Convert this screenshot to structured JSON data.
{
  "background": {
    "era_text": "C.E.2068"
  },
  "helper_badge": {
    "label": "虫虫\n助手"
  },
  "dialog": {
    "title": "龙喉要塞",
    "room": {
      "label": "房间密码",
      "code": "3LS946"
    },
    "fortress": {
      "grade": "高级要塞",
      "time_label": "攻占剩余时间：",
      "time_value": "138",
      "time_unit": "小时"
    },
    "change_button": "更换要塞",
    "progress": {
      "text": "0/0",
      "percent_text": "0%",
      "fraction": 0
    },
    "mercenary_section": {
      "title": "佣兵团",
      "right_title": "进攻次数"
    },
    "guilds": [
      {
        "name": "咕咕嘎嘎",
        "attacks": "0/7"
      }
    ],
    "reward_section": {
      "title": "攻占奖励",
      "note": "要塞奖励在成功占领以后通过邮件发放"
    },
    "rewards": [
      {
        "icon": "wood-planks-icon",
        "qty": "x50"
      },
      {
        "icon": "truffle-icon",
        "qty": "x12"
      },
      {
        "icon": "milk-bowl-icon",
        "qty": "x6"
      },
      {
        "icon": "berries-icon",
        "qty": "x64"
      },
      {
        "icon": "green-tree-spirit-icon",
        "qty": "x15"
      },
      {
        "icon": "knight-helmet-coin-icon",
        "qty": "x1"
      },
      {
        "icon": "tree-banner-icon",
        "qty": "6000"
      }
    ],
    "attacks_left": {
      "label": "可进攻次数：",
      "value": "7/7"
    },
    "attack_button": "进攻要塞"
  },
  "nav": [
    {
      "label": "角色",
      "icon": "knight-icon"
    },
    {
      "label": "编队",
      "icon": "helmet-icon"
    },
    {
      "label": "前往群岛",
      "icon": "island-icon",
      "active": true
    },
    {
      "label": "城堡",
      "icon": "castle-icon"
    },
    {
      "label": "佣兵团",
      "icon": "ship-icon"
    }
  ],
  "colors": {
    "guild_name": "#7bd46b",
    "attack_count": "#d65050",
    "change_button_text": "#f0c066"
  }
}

------------------------------------------------------------

EXERCISE INSTRUCTIONS: Write out all the entries exactly.

ANSWER:
Convert this screenshot to structured JSON data.
{
  "background": {
    "era_text": "C.E.2068"
  },
  "helper_badge": {
    "label": "虫虫\n助手"
  },
  "dialog": {
    "title": "龙喉要塞",
    "room": {
      "label": "房间密码",
      "code": "3LS946"
    },
    "fortress": {
      "grade": "高级要塞",
      "time_label": "攻占剩余时间：",
      "time_value": "138",
      "time_unit": "小时"
    },
    "change_button": "更换要塞",
    "progress": {
      "text": "0/0",
      "percent_text": "0%",
      "fraction": 0
    },
    "mercenary_section": {
      "title": "佣兵团",
      "right_title": "进攻次数"
    },
    "guilds": [
      {
        "name": "咕咕嘎嘎",
        "attacks": "0/7"
      }
    ],
    "reward_section": {
      "title": "攻占奖励",
      "note": "要塞奖励在成功占领以后通过邮件发放"
    },
    "rewards": [
      {
        "icon": "wood-planks-icon",
        "qty": "x50"
      },
      {
        "icon": "truffle-icon",
        "qty": "x12"
      },
      {
        "icon": "milk-bowl-icon",
        "qty": "x6"
      },
      {
        "icon": "berries-icon",
        "qty": "x64"
      },
      {
        "icon": "green-tree-spirit-icon",
        "qty": "x15"
      },
      {
        "icon": "knight-helmet-coin-icon",
        "qty": "x1"
      },
      {
        "icon": "tree-banner-icon",
        "qty": "6000"
      }
    ],
    "attacks_left": {
      "label": "可进攻次数：",
      "value": "7/7"
    },
    "attack_button": "进攻要塞"
  },
  "nav": [
    {
      "label": "角色",
      "icon": "knight-icon"
    },
    {
      "label": "编队",
      "icon": "helmet-icon"
    },
    {
      "label": "前往群岛",
      "icon": "island-icon",
      "active": true
    },
    {
      "label": "城堡",
      "icon": "castle-icon"
    },
    {
      "label": "佣兵团",
      "icon": "ship-icon"
    }
  ],
  "colors": {
    "guild_name": "#7bd46b",
    "attack_count": "#d65050",
    "change_button_text": "#f0c066"
  }
}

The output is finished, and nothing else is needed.